Extract and list every line that contains the word "large".

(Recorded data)

--- start ---

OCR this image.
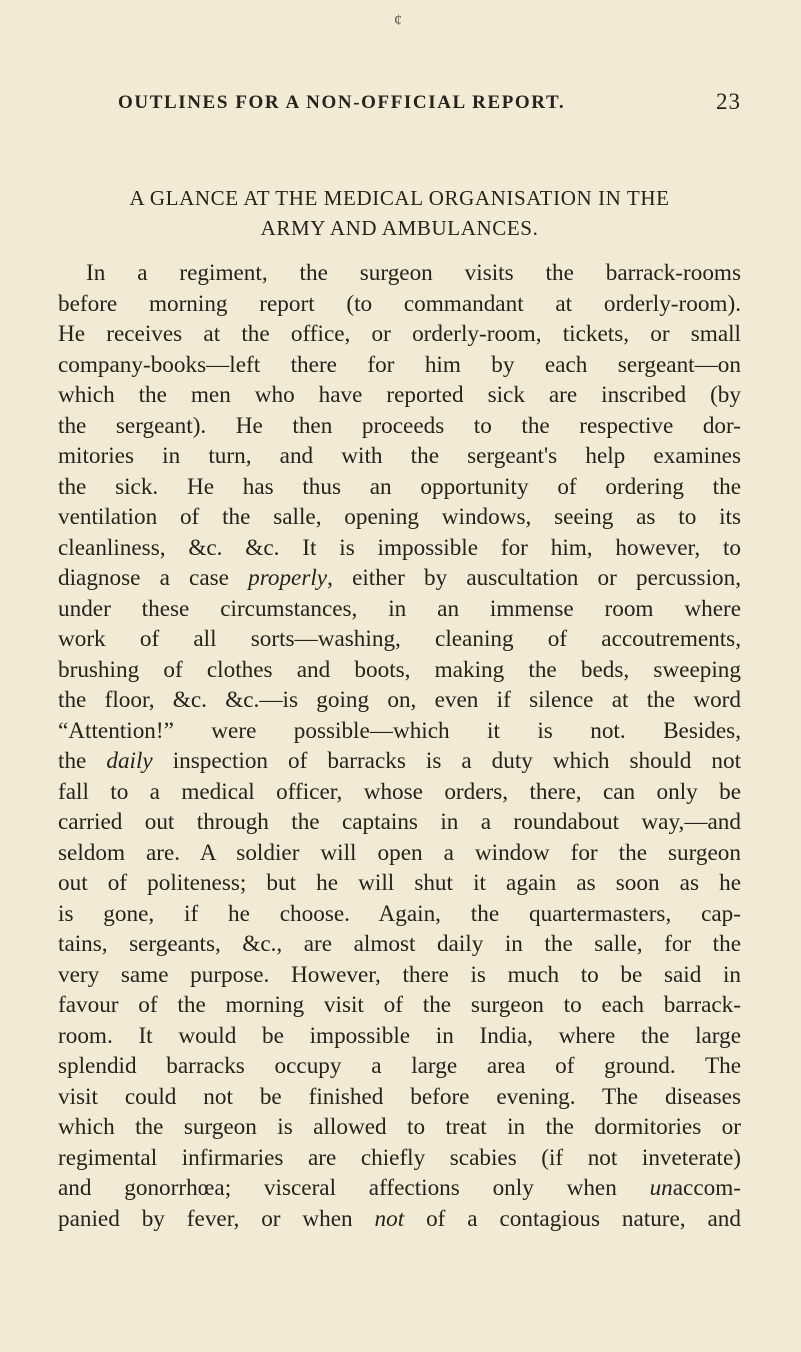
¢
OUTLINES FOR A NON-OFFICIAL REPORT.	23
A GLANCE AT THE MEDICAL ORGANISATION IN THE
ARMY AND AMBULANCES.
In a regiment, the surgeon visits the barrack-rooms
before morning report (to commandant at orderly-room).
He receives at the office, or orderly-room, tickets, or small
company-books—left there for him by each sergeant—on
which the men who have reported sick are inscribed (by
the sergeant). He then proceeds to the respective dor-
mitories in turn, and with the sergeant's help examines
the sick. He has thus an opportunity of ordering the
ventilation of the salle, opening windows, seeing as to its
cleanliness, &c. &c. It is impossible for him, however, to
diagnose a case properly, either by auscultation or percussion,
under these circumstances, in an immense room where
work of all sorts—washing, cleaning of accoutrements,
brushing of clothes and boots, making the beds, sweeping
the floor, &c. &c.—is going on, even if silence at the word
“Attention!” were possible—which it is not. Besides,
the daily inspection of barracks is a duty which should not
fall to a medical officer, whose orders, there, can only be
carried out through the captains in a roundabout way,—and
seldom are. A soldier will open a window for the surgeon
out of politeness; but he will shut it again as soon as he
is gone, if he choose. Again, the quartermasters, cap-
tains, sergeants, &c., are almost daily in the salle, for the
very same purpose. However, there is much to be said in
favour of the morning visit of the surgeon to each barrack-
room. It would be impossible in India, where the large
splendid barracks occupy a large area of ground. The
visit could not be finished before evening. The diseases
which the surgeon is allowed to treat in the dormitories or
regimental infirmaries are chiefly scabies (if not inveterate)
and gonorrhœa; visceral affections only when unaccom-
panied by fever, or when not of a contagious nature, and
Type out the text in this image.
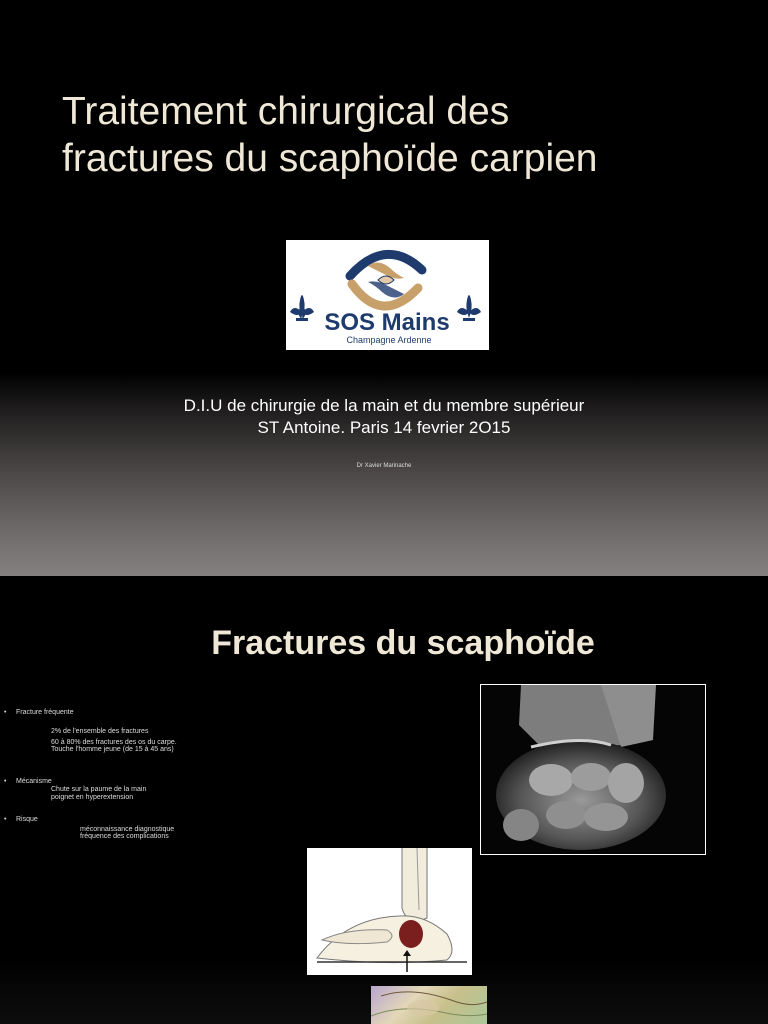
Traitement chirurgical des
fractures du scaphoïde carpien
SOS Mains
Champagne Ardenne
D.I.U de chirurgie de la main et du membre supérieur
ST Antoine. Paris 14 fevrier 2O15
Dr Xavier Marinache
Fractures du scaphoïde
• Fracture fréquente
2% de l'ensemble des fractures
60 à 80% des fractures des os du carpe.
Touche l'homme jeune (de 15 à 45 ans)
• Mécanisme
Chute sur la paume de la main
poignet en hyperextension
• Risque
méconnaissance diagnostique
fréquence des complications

--- end ---

**Exercise response**
room. It would be impossible in India, where the large
splendid barracks occupy a large area of ground. The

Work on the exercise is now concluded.